> _WORK TO DO_: Filter this material down to the lines that hold "Dampf", copying each one.

> _PROVIDED DATA_:
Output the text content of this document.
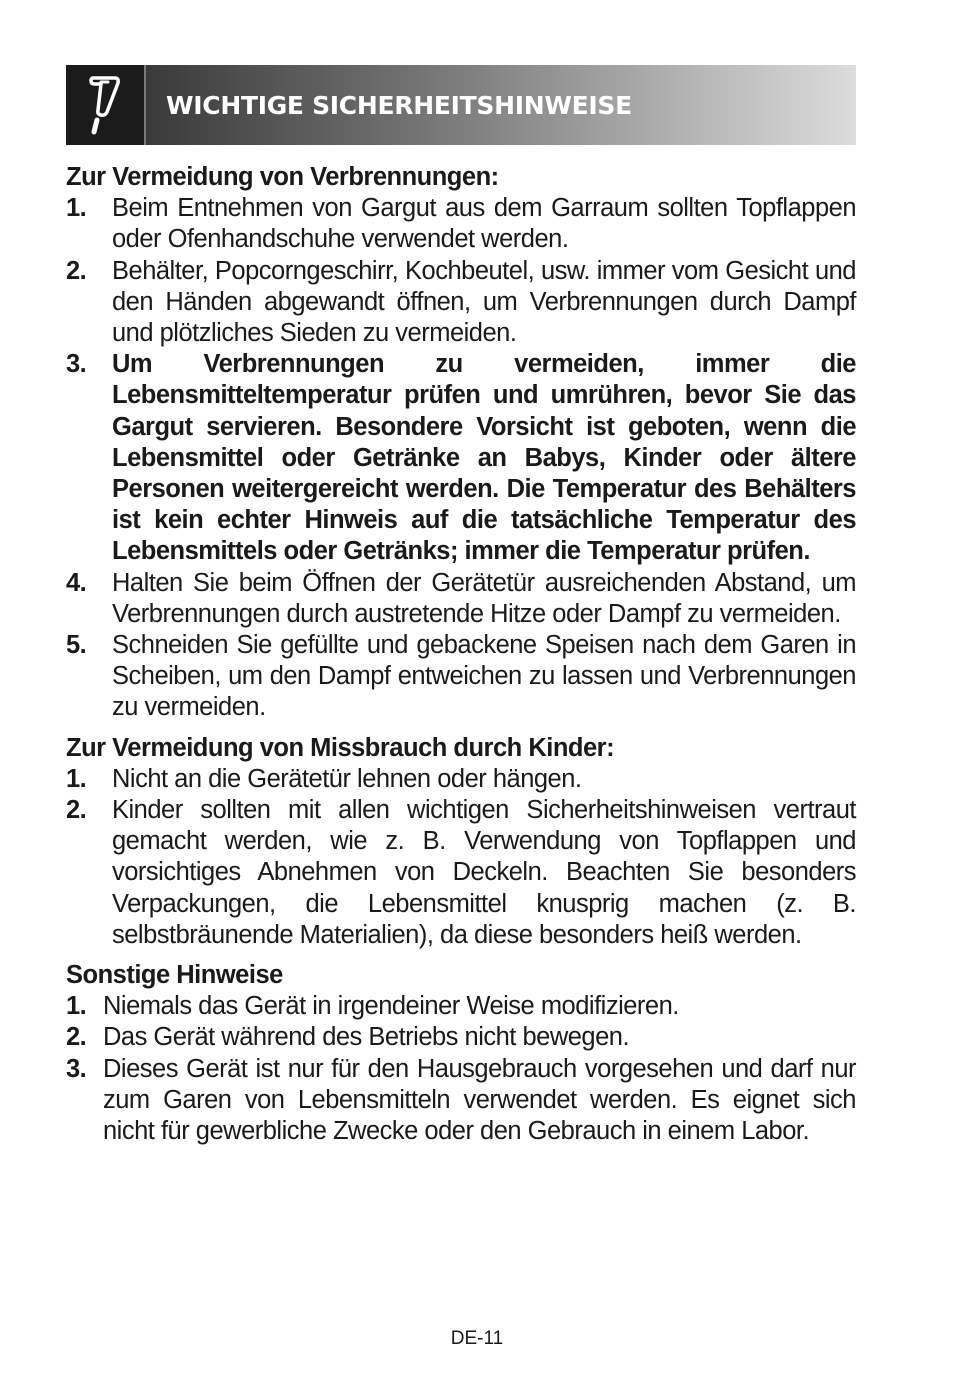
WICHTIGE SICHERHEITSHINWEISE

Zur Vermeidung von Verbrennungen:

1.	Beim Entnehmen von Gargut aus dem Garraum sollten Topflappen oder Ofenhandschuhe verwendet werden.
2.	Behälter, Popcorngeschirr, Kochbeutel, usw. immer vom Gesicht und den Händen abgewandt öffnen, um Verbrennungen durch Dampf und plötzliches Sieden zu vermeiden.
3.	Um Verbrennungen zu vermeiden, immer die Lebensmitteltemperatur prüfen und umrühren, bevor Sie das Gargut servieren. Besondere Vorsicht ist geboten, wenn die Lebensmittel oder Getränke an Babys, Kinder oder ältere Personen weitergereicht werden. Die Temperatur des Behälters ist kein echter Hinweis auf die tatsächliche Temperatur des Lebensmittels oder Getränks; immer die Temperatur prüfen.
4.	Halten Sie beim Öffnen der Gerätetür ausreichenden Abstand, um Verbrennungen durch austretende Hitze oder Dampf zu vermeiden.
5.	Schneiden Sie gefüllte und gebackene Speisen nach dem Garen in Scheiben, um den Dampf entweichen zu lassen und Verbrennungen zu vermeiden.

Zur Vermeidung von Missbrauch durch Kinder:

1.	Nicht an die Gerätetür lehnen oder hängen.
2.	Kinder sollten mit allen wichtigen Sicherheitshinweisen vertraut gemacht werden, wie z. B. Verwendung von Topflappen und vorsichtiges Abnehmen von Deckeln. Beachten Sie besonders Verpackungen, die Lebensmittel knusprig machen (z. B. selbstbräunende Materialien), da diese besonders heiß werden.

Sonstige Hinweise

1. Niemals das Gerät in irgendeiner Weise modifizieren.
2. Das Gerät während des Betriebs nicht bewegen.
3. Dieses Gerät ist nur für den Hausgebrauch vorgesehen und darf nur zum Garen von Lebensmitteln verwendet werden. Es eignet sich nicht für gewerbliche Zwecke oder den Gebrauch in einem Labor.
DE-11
==
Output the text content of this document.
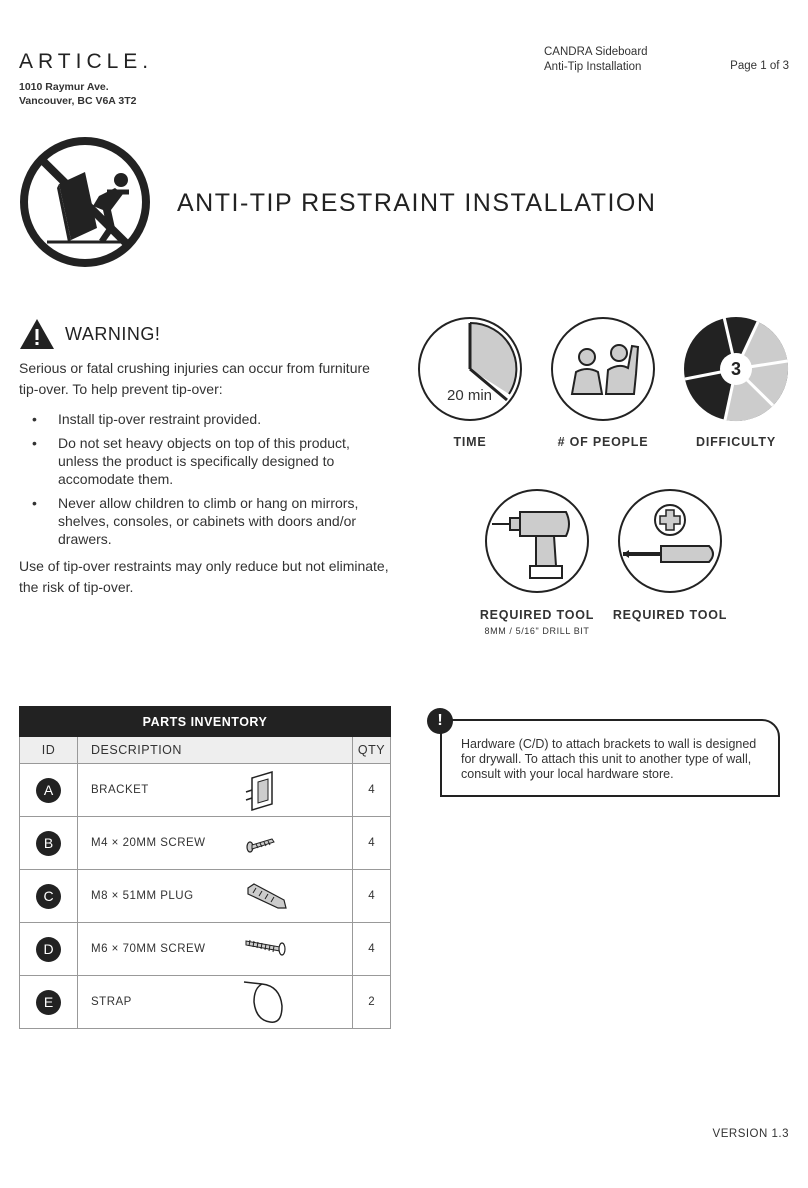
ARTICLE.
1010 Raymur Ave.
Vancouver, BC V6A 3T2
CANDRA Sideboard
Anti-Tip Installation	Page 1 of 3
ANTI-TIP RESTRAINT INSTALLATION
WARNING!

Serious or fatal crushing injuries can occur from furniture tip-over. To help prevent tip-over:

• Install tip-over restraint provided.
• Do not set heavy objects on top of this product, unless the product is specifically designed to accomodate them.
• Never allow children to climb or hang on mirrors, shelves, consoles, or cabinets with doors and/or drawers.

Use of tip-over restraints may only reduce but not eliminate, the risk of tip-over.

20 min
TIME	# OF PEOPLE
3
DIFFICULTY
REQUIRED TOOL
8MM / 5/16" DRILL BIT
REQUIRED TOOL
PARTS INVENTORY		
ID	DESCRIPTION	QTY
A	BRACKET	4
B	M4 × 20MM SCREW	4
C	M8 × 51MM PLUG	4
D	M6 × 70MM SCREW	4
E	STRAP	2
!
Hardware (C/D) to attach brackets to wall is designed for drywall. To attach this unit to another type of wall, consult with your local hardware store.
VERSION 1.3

> _TASK OUTPUT_:
2.	Behälter, Popcorngeschirr, Kochbeutel, usw. immer vom Gesicht und den Händen abgewandt öffnen, um Verbrennungen durch Dampf und plötzliches Sieden zu vermeiden.
4.	Halten Sie beim Öffnen der Gerätetür ausreichenden Abstand, um Verbrennungen durch austretende Hitze oder Dampf zu vermeiden.
5.	Schneiden Sie gefüllte und gebackene Speisen nach dem Garen in Scheiben, um den Dampf entweichen zu lassen und Verbrennungen zu vermeiden.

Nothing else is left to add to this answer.